— start —
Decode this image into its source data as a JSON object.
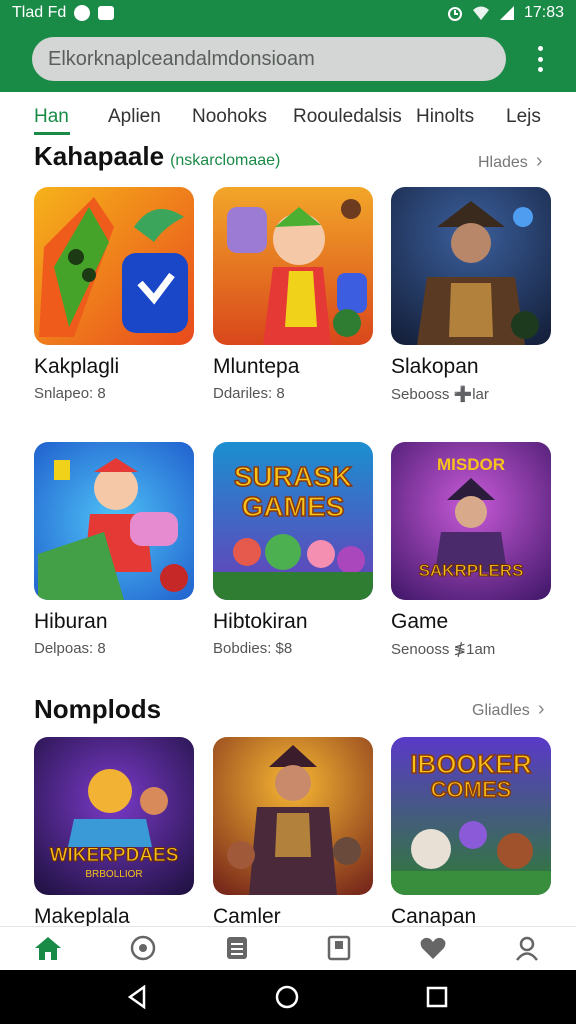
{
  "status_bar": {
    "left_text": "Tlad Fd",
    "time": "17:83"
  },
  "search": {
    "text": "Elkorknaplceandalmdonsioam"
  },
  "tabs": [
    {
      "label": "Han",
      "active": true
    },
    {
      "label": "Aplien",
      "active": false
    },
    {
      "label": "Noohoks",
      "active": false
    },
    {
      "label": "Roouledalsis",
      "active": false
    },
    {
      "label": "Hinolts",
      "active": false
    },
    {
      "label": "Lejs",
      "active": false
    }
  ],
  "section1": {
    "title": "Kahapaale",
    "subtitle": "(nskarclomaae)",
    "see_all": "Hlades"
  },
  "section2": {
    "title": "Nomplods",
    "see_all": "Gliadles"
  },
  "cards": [
    {
      "title": "Kakplagli",
      "subtitle": "Snlapeo: 8"
    },
    {
      "title": "Mluntepa",
      "subtitle": "Ddariles: 8"
    },
    {
      "title": "Slakopan",
      "subtitle": "Sebooss ➕lar"
    },
    {
      "title": "Hiburan",
      "subtitle": "Delpoas: 8"
    },
    {
      "title": "Hibtokiran",
      "subtitle": "Bobdies: $8"
    },
    {
      "title": "Game",
      "subtitle": "Senooss ≸1am"
    },
    {
      "title": "Makeplala",
      "subtitle": ""
    },
    {
      "title": "Camler",
      "subtitle": ""
    },
    {
      "title": "Canapan",
      "subtitle": ""
    }
  ],
  "thumb_text": {
    "surask": "SURASK",
    "games": "GAMES",
    "misdor": "MISDOR",
    "sakrplers": "SAKRPLERS",
    "wikerpdaes": "WIKERPDAES",
    "wik_sub": "BRBOLLIOR",
    "ibooker": "IBOOKER",
    "comes": "COMES"
  },
  "colors": {
    "brand_green": "#1a8a47",
    "search_bg": "#d3d6d4"
  },
  "bottom_nav": [
    "home-icon",
    "compass-icon",
    "list-icon",
    "library-icon",
    "heart-icon",
    "profile-icon"
  ]
}
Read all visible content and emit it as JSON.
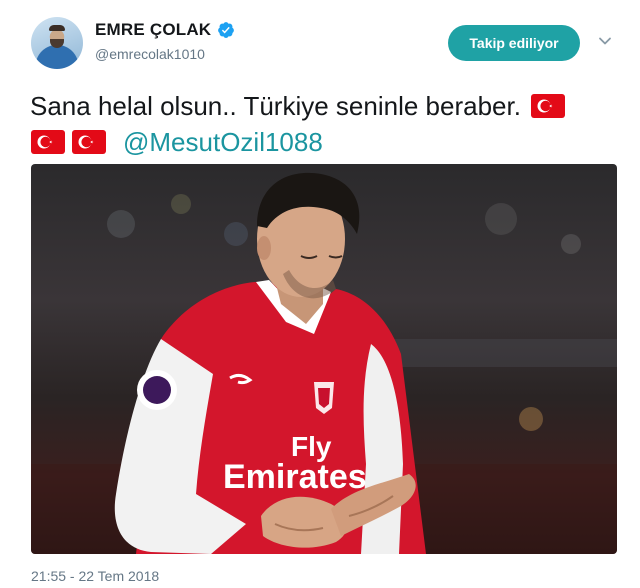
{
  "user": {
    "display_name": "EMRE ÇOLAK",
    "handle": "@emrecolak1010",
    "verified": true,
    "avatar_icon": "user-avatar"
  },
  "follow_button": {
    "label": "Takip ediliyor",
    "color": "#1fa2a5"
  },
  "menu_icon": "chevron-down-icon",
  "tweet": {
    "text_line1": "Sana helal olsun..  Türkiye seninle beraber.",
    "mention": "@MesutOzil1088",
    "flag_icon": "turkey-flag-icon",
    "mention_color": "#1b95a0"
  },
  "photo": {
    "jersey_text_line1": "Fly",
    "jersey_text_line2": "Emirates"
  },
  "timestamp": "21:55 - 22 Tem 2018"
}
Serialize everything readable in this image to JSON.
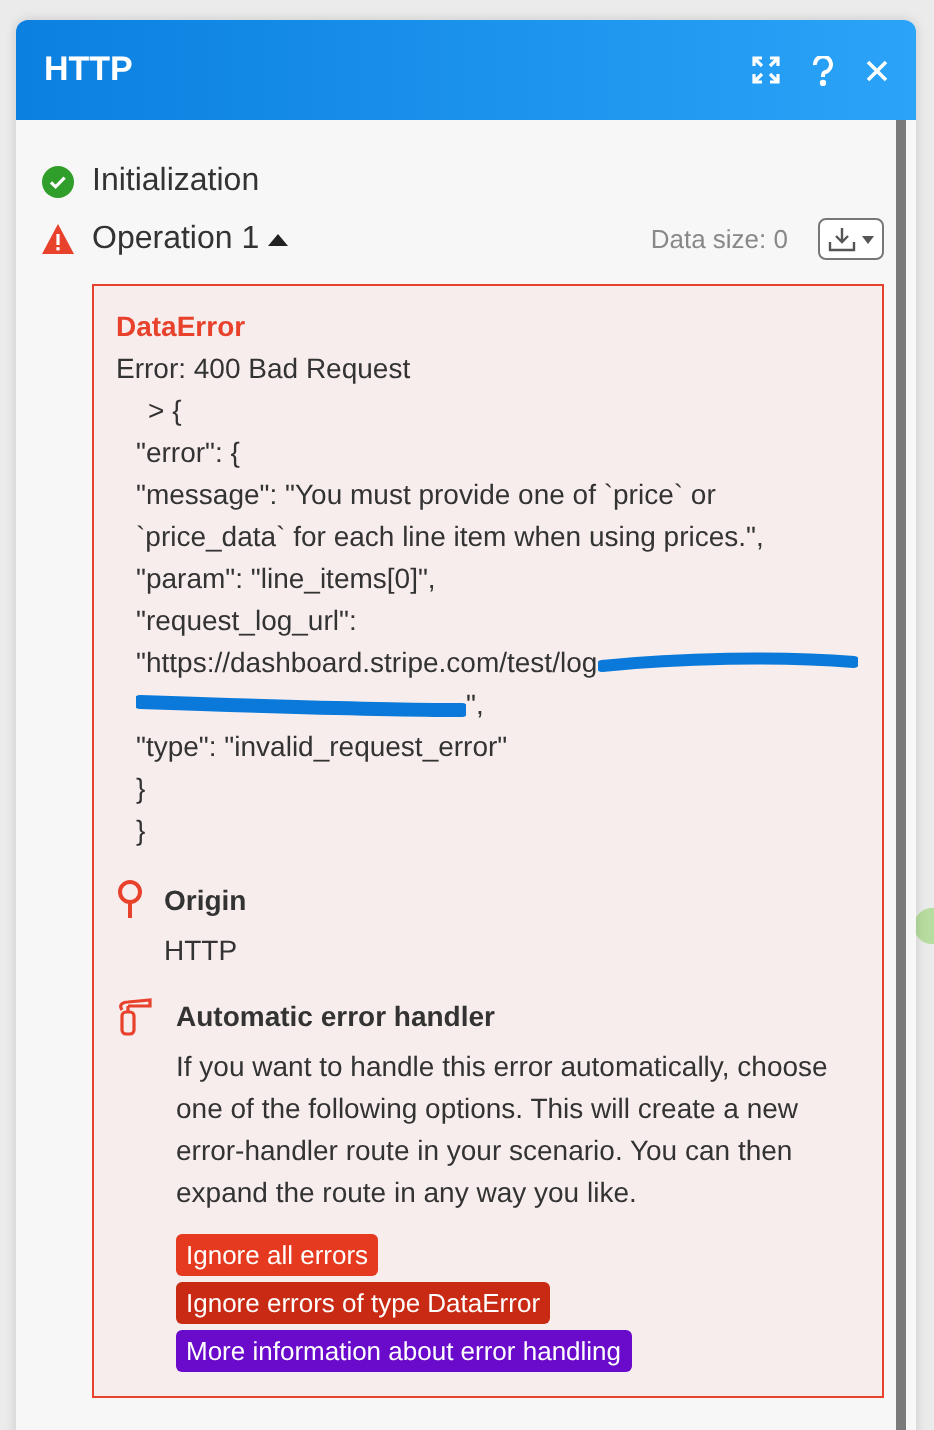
{
  "window": {
    "title": "HTTP"
  },
  "steps": [
    {
      "kind": "success",
      "label": "Initialization"
    },
    {
      "kind": "warning",
      "label": "Operation 1",
      "expanded": true,
      "data_size": "Data size: 0"
    }
  ],
  "error": {
    "title": "DataError",
    "summary": "Error: 400 Bad Request",
    "code_head": "> {",
    "code_lines": [
      "\"error\": {",
      "\"message\": \"You must provide one of `price` or",
      "`price_data` for each line item when using prices.\",",
      "\"param\": \"line_items[0]\",",
      "\"request_log_url\":"
    ],
    "url_start": "\"https://dashboard.stripe.com/test/log",
    "url_end": "\",",
    "code_tail": [
      "\"type\": \"invalid_request_error\"",
      "}",
      "}"
    ],
    "origin": {
      "title": "Origin",
      "value": "HTTP"
    },
    "handler": {
      "title": "Automatic error handler",
      "text": "If you want to handle this error automatically, choose one of the following options. This will create a new error-handler route in your scenario. You can then expand the route in any way you like."
    },
    "buttons": [
      {
        "label": "Ignore all errors",
        "color": "#e53a1f"
      },
      {
        "label": "Ignore errors of type DataError",
        "color": "#c92a14"
      },
      {
        "label": "More information about error handling",
        "color": "#6a0acb"
      }
    ]
  }
}
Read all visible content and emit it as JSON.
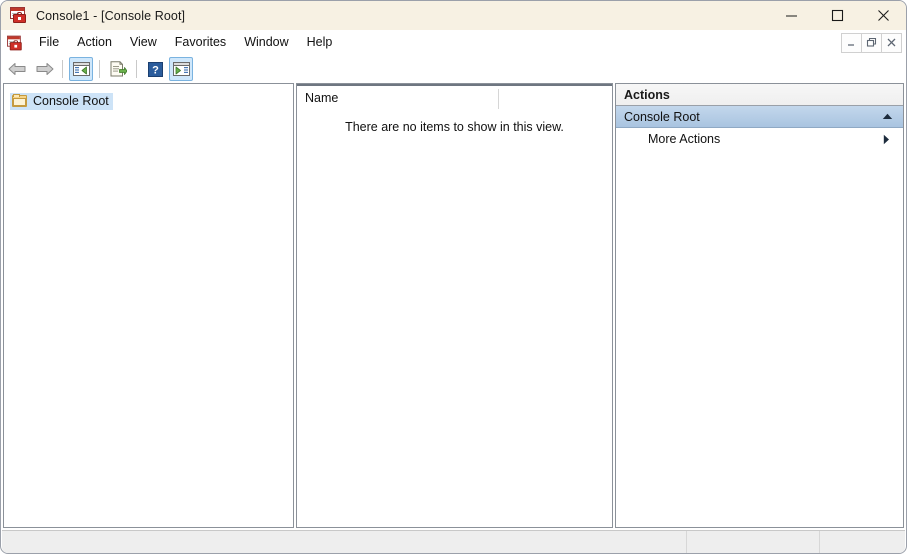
— end —
- _Exercise brief_: Using the entries above, return each line in which the word "true" occurs.

- _Result for this task_:
      "active": true
    "verified": true,
      "expanded": true,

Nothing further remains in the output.